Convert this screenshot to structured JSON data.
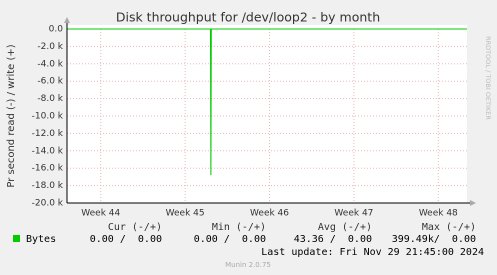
{
  "chart_data": {
    "type": "line",
    "title": "Disk throughput for /dev/loop2 - by month",
    "y_label": "Pr second read (-) / write (+)",
    "side_label": "RRDTOOL / TOBI OETIKER",
    "xlim": [
      43.6,
      48.34
    ],
    "xticks": [
      {
        "value": 44,
        "label": "Week 44"
      },
      {
        "value": 45,
        "label": "Week 45"
      },
      {
        "value": 46,
        "label": "Week 46"
      },
      {
        "value": 47,
        "label": "Week 47"
      },
      {
        "value": 48,
        "label": "Week 48"
      }
    ],
    "ylim": [
      -20000,
      0
    ],
    "yticks": [
      {
        "value": 0,
        "label": "0.0"
      },
      {
        "value": -2000,
        "label": "-2.0 k"
      },
      {
        "value": -4000,
        "label": "-4.0 k"
      },
      {
        "value": -6000,
        "label": "-6.0 k"
      },
      {
        "value": -8000,
        "label": "-8.0 k"
      },
      {
        "value": -10000,
        "label": "-10.0 k"
      },
      {
        "value": -12000,
        "label": "-12.0 k"
      },
      {
        "value": -14000,
        "label": "-14.0 k"
      },
      {
        "value": -16000,
        "label": "-16.0 k"
      },
      {
        "value": -18000,
        "label": "-18.0 k"
      },
      {
        "value": -20000,
        "label": "-20.0 k"
      }
    ],
    "grid": true,
    "x": [
      43.6,
      45.3,
      45.305,
      45.31,
      48.34
    ],
    "series": [
      {
        "name": "Bytes",
        "color": "#00cc00",
        "values": [
          0,
          0,
          -16800,
          0,
          0
        ]
      }
    ],
    "legend_table": {
      "headers": [
        "Cur (-/+)",
        "Min (-/+)",
        "Avg (-/+)",
        "Max (-/+)"
      ],
      "rows": [
        [
          "0.00 /  0.00",
          "0.00 /  0.00",
          "43.36 /  0.00",
          "399.49k/  0.00"
        ]
      ]
    },
    "last_update": "Last update: Fri Nov 29 21:45:00 2024",
    "footer": "Munin 2.0.75"
  }
}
■ ■ ■
▸ WHAT NEEDS TO BE DONE
Read the entries and pick out all lines that include the word "Week".

▸ TASK OUTPUT
        "label": "Week 44"
        "label": "Week 45"
        "label": "Week 46"
        "label": "Week 47"
        "label": "Week 48"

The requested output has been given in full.